DATA EXCERPTS
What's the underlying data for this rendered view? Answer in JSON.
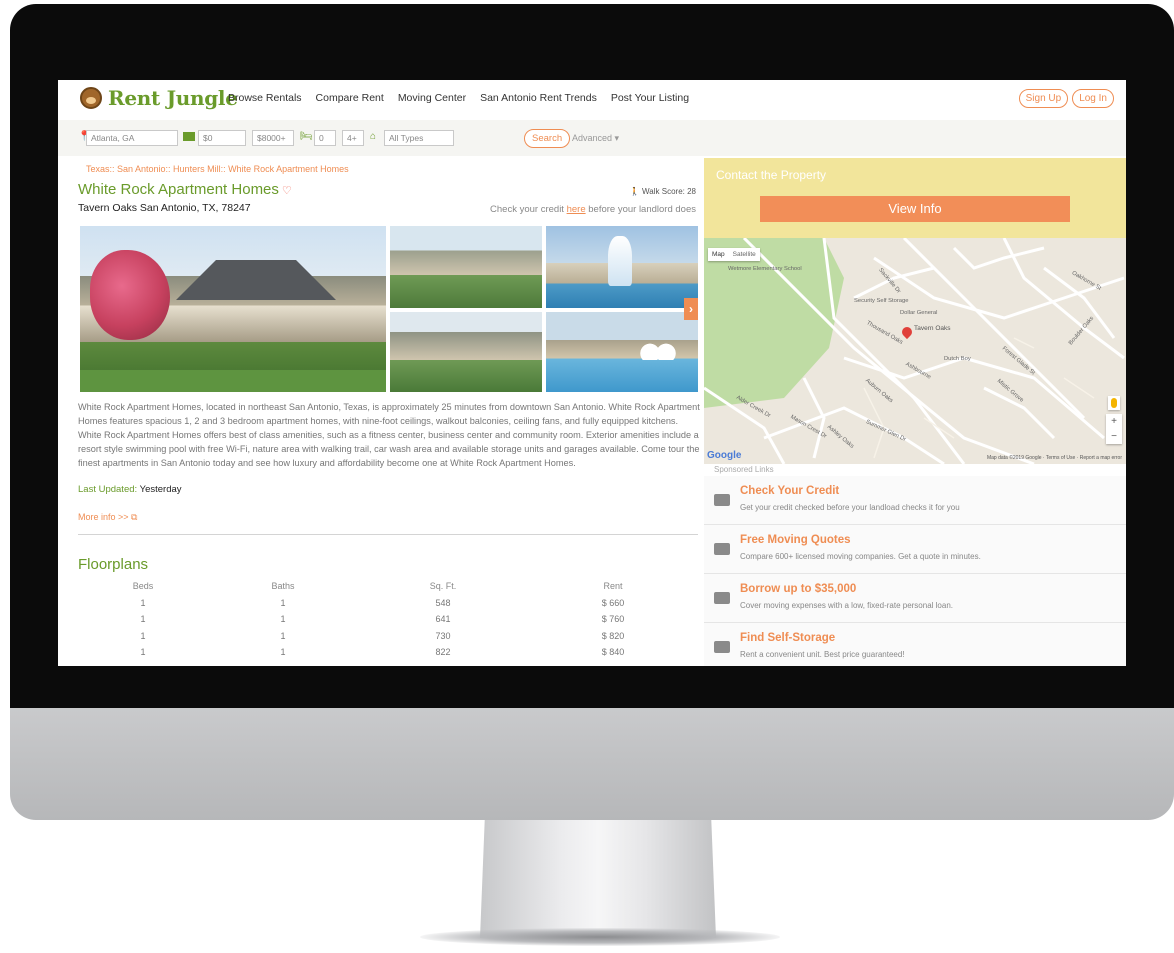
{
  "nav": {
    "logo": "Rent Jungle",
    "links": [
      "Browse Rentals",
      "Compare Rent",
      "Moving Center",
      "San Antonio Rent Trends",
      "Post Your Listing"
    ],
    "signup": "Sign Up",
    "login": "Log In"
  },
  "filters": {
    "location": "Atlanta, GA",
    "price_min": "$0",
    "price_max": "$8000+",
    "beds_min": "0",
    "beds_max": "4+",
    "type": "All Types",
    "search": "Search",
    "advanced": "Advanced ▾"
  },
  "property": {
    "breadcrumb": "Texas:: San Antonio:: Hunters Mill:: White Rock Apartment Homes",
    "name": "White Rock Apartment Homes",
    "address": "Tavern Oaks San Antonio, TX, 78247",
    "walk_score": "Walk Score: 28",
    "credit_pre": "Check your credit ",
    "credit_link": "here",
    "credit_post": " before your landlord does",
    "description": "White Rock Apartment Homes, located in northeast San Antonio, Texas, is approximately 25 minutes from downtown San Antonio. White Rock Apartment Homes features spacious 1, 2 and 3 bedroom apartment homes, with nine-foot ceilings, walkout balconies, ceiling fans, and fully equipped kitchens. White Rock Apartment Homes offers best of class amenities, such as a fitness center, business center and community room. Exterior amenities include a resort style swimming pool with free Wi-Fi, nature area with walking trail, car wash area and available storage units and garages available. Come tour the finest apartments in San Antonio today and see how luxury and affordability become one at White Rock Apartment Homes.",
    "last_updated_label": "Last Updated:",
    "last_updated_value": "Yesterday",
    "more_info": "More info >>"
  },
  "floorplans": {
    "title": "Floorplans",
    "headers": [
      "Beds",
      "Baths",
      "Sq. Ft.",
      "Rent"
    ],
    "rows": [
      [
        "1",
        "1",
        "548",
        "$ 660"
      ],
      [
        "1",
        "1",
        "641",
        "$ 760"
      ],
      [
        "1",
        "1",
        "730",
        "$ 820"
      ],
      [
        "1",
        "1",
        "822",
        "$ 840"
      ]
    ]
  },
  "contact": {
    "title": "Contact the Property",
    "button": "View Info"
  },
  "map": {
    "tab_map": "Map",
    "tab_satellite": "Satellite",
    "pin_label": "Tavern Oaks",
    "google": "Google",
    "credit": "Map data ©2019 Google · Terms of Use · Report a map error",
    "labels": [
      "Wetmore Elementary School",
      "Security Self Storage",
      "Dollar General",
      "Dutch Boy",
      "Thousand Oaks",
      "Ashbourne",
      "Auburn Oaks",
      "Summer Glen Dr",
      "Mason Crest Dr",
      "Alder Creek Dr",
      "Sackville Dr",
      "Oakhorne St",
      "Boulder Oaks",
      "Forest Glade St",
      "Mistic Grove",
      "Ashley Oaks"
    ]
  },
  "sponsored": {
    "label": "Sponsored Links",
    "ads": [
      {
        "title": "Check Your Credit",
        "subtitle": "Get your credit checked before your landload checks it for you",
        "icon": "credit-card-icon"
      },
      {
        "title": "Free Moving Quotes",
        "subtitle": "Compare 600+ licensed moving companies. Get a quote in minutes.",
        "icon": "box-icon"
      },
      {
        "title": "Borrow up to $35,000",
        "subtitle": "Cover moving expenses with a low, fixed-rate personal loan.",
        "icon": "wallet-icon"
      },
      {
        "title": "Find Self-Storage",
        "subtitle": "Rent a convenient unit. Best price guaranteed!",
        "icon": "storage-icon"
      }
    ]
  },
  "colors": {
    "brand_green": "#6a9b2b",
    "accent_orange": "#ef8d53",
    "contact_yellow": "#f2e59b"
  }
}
...
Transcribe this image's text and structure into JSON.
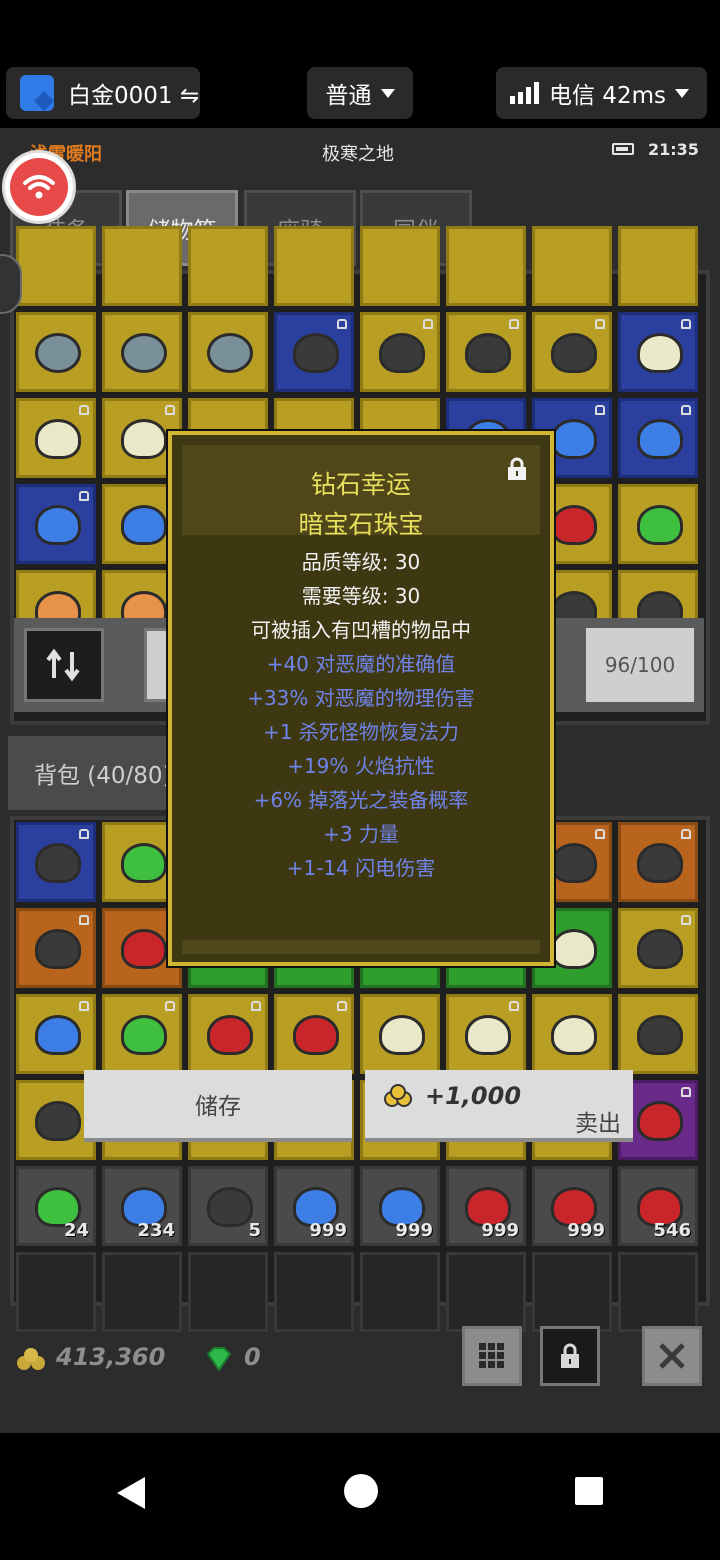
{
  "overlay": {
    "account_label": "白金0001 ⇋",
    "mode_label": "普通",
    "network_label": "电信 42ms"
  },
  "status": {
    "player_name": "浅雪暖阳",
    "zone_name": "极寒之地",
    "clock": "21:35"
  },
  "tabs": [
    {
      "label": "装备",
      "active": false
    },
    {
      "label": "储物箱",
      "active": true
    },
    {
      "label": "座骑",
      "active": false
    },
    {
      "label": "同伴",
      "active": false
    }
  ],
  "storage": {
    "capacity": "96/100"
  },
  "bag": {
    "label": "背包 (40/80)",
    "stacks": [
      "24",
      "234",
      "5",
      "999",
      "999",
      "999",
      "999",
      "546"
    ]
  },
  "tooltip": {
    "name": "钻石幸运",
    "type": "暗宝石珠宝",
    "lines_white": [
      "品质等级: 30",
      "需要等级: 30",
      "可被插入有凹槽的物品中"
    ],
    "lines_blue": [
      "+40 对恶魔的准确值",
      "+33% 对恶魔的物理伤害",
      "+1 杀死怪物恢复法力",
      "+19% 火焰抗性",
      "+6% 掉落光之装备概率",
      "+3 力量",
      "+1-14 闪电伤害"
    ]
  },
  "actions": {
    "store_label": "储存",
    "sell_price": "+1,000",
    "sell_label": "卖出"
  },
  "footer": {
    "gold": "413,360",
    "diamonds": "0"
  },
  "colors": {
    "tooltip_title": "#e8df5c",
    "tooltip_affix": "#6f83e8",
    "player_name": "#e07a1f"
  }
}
* * *
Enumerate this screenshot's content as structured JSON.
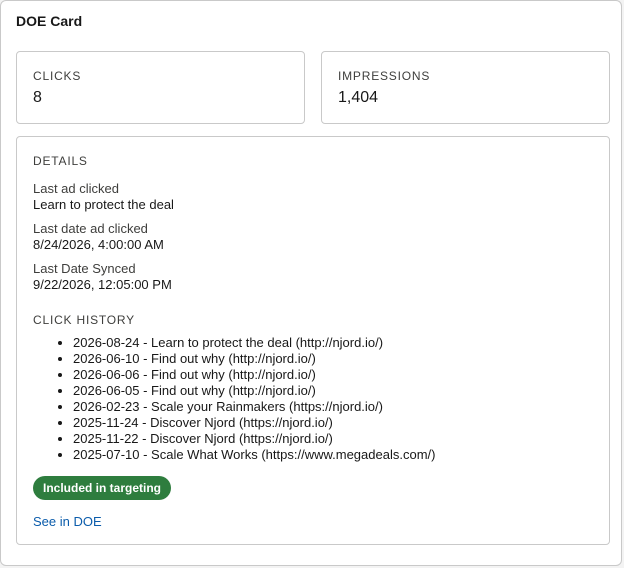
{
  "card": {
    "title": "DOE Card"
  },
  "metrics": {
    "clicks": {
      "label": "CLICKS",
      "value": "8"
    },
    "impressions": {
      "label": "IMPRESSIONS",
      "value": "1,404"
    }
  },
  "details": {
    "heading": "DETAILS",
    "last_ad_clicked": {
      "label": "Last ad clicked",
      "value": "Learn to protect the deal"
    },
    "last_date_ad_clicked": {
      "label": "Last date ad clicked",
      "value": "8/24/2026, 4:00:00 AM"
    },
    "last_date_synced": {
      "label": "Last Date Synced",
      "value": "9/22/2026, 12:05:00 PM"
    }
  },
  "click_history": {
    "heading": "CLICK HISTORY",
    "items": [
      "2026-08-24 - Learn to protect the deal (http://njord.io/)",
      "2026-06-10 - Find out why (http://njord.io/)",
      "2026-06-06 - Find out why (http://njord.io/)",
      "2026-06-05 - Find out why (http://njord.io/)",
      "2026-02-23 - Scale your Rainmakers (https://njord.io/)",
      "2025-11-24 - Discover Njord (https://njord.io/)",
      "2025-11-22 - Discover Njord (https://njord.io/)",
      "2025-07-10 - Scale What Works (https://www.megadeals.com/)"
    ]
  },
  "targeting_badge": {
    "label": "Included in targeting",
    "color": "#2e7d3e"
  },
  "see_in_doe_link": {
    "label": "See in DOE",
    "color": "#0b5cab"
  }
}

WHAT THE TASK ASKS
Pull every line containing "heading" out of the records.

ANSWER FOR THE TASK
    "heading": "DETAILS",
    "heading": "CLICK HISTORY",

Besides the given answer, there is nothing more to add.